■ **EXERCISE REQUIREMENTS**
1. From the captive portal thread, list each numbered tip that the reply gives.
2. Reproduce everything in the captive portal thread from "I work a lot" down to "many Linux distros.", word for word.

# HTML Wifi Hotspot Accept conditions



## HateUsernames (Feb 26, 2019)

I work a lot on guest networks and most require me to accept their terms and conditions that are presented in a webpage. How can I accept these with a fresh install to gain access to the network?


----------



## ctaranotte (Feb 27, 2019)

Captive portals are not an exact science on any BSD and even on many Linux distros. 

Here are my tricks for every day use:

1) set Firefox as your default browser.

2) don´t start local-unbound as you need their DNS for redirection. If you really need local-unbound, comment out the related lines in resolvconf.conf and add ¨prepend domain-name-servers 127.0.0.1;¨ or ¨append domain-name-servers 127.0.0.1;¨ in your /etc/dhclient.conf. As a matter of fact, I am using unbound and dhclient from ports. 

In case of a new install, you have the following options:

3) connect your smartphone to the captive portal and use it as a hotspot, or

4) boot a live USB stick of a GNOME-based linux distro such as ANTERGOS (they have a thing called CAPNET-ASSIST that seems to work very well), login and reboot with your FreeBSD install. It works for me at Starbucks.

In any case, don´t waste too much of your time as this is not an exact science.


----------

■ **GIVEN RECORDS**
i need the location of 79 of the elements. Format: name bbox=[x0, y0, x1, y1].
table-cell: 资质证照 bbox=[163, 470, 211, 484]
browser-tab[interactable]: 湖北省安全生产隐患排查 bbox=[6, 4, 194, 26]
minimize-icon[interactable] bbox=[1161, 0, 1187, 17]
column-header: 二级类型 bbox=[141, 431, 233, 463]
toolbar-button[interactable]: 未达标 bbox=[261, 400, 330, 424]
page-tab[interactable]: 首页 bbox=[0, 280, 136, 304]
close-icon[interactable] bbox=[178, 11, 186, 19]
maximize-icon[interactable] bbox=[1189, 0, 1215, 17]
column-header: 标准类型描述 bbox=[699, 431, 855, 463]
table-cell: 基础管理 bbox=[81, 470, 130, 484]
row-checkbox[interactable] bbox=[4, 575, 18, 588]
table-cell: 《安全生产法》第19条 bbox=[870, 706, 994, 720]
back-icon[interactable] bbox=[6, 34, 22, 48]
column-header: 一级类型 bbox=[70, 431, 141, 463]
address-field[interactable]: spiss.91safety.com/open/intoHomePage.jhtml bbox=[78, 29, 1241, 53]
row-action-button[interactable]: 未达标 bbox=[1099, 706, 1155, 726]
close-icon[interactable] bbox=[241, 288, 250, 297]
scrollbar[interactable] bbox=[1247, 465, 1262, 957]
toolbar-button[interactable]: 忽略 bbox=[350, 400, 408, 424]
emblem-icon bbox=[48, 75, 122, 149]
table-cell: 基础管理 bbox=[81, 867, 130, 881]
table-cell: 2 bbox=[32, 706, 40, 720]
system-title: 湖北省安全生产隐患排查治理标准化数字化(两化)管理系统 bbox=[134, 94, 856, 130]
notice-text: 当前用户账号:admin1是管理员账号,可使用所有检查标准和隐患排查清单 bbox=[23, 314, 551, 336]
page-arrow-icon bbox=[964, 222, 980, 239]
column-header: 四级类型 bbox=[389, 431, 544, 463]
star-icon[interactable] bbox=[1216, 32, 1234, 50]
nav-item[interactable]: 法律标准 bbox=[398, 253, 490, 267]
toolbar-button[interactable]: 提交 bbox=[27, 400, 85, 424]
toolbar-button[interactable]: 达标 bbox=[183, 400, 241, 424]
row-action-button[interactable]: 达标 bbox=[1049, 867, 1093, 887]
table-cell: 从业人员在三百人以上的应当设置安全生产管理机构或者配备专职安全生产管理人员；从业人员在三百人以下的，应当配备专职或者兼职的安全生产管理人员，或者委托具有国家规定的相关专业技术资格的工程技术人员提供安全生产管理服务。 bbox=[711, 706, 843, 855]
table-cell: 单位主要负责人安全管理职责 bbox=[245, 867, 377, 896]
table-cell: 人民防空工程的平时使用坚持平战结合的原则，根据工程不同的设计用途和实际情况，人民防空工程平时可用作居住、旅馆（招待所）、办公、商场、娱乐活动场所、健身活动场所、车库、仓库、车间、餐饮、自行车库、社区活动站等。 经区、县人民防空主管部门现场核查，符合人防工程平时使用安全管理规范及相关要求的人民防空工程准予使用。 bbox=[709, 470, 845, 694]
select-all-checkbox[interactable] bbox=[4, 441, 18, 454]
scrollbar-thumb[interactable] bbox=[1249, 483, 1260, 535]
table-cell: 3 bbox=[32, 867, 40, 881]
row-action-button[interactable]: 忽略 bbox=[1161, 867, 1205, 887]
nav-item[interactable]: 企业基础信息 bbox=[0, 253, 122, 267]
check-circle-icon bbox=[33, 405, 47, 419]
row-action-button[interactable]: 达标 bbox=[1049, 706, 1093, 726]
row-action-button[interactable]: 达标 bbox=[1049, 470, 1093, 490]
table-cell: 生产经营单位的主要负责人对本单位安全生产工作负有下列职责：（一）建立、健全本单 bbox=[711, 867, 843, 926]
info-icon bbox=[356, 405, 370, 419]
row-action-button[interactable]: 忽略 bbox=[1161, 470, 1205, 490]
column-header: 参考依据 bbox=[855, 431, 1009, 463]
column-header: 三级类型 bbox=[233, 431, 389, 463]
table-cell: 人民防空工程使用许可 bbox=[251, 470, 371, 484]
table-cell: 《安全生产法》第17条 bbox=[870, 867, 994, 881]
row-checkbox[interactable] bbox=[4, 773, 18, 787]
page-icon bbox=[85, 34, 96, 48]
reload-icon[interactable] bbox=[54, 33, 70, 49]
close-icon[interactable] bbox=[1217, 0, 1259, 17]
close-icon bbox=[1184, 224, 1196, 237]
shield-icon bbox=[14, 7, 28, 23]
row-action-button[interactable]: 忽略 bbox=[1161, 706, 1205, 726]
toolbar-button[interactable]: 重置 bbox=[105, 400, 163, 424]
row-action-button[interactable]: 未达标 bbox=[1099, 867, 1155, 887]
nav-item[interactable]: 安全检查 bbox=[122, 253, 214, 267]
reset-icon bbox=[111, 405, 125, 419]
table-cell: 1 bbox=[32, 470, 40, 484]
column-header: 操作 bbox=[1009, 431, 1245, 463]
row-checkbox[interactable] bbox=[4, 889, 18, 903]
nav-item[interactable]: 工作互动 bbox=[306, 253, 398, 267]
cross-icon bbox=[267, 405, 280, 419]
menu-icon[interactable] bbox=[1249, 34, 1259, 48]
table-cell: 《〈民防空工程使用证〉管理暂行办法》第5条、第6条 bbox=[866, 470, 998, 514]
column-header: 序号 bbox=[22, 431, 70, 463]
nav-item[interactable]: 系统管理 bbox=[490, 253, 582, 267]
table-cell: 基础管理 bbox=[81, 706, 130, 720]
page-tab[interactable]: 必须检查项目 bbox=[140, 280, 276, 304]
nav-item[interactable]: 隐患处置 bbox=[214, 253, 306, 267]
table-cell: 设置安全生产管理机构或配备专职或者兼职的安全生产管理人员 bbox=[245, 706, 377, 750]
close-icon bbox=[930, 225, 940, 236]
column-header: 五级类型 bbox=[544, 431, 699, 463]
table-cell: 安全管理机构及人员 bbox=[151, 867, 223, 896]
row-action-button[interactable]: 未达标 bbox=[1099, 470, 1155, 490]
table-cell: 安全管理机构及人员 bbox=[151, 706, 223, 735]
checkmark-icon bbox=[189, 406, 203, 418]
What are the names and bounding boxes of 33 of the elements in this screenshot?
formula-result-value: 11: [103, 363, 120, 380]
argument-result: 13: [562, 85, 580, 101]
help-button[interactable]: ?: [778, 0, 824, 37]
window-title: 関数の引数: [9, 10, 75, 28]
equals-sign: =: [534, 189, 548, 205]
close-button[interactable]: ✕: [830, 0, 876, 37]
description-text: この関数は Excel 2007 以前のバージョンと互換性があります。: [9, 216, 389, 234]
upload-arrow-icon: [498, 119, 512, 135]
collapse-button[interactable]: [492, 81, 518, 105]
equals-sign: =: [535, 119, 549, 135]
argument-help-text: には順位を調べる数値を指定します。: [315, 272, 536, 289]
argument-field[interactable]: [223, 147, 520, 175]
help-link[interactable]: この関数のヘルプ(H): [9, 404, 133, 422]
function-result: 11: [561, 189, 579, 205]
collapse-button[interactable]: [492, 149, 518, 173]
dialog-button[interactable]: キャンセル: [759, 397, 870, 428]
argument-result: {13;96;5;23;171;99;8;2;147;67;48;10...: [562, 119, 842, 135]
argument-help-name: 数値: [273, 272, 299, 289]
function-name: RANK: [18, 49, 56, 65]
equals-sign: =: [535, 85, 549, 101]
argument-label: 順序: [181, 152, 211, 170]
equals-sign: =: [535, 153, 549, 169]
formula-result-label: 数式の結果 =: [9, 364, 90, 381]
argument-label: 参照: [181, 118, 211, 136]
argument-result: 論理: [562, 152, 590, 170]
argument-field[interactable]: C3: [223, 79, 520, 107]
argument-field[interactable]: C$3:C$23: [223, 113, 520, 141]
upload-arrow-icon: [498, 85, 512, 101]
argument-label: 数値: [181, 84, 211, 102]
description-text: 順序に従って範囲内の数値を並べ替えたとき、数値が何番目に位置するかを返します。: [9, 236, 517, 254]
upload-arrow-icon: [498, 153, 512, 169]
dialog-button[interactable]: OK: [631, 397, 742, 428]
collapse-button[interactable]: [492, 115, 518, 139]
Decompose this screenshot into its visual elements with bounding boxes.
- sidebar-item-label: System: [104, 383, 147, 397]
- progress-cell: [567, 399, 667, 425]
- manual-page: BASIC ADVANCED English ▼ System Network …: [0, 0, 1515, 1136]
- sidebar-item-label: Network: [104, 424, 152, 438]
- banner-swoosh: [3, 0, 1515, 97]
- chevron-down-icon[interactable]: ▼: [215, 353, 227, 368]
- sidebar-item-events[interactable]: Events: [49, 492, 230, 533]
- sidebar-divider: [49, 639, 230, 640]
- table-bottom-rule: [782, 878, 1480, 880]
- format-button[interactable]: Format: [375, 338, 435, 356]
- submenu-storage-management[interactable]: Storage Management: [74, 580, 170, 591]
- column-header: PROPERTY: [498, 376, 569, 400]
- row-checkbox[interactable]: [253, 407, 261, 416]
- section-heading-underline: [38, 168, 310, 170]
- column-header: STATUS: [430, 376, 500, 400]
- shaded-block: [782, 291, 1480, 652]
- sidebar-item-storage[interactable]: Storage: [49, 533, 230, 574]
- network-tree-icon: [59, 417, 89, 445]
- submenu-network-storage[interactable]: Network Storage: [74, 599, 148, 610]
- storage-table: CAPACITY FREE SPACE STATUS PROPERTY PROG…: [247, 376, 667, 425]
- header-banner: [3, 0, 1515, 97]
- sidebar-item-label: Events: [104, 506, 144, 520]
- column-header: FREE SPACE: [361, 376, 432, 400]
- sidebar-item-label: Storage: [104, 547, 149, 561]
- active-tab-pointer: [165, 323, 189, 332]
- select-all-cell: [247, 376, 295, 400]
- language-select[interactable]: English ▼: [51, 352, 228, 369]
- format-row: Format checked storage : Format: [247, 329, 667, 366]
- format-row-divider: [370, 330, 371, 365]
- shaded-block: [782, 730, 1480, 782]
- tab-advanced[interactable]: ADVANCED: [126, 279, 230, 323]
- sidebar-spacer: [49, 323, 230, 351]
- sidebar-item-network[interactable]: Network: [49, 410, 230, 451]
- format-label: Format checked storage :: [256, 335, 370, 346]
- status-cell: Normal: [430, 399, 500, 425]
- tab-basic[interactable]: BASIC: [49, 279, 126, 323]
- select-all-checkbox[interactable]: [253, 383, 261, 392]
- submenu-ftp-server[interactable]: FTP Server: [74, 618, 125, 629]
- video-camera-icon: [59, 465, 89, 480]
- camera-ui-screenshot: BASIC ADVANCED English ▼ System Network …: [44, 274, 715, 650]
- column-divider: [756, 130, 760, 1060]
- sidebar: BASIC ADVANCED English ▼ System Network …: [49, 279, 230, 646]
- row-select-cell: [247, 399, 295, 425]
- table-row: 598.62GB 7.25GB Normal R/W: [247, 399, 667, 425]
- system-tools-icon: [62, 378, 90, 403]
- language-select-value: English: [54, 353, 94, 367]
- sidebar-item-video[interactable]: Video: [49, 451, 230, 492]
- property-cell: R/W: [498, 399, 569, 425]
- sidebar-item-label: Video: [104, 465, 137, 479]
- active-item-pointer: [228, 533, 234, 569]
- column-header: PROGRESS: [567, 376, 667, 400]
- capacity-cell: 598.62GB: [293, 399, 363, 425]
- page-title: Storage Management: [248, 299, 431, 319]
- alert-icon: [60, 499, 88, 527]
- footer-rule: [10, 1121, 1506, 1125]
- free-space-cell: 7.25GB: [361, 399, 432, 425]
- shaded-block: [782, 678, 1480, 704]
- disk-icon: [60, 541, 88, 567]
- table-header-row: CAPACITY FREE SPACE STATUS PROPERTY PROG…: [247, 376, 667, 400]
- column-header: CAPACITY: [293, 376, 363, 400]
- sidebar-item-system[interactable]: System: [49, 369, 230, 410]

■ **ANSWERS FOR THE EXERCISE**
1.
1) Set Firefox as your default browser.
2) Don't start local-unbound, because you need their DNS for redirection.
3) Connect your smartphone to the captive portal and use it as a hotspot.
4) Boot a live USB stick of a GNOME-based Linux distro such as ANTERGOS, log in, then reboot with your FreeBSD install.

2.
I work a lot on guest networks and most require me to accept their terms and conditions that are presented in a webpage. How can I accept these with a fresh install to gain access to the network?


----------



## ctaranotte (Feb 27, 2019)

Captive portals are not an exact science on any BSD and even on many Linux distros.